CHALLENGE
Extract all records. Keep each one exact.

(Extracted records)

____

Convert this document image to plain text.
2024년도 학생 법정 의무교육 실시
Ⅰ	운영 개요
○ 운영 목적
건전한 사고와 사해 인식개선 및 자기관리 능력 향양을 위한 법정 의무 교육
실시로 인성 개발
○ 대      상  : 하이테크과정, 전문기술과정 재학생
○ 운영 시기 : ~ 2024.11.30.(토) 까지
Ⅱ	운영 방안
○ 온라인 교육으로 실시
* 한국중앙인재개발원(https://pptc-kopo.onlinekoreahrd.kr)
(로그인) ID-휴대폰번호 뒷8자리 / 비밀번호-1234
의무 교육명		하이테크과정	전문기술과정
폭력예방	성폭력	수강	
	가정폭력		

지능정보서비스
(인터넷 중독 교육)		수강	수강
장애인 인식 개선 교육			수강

____

OUTPUT OF THE EXERCISE
Convert this document image to plain text.
2024년도 학생 법정 의무교육 실시
Ⅰ	운영 개요
○ 운영 목적
건전한 사고와 사해 인식개선 및 자기관리 능력 향양을 위한 법정 의무 교육
실시로 인성 개발
○ 대      상  : 하이테크과정, 전문기술과정 재학생
○ 운영 시기 : ~ 2024.11.30.(토) 까지
Ⅱ	운영 방안
○ 온라인 교육으로 실시
* 한국중앙인재개발원(https://pptc-kopo.onlinekoreahrd.kr)
(로그인) ID-휴대폰번호 뒷8자리 / 비밀번호-1234
의무 교육명		하이테크과정	전문기술과정
폭력예방	성폭력	수강	
	가정폭력		

지능정보서비스
(인터넷 중독 교육)		수강	수강
장애인 인식 개선 교육			수강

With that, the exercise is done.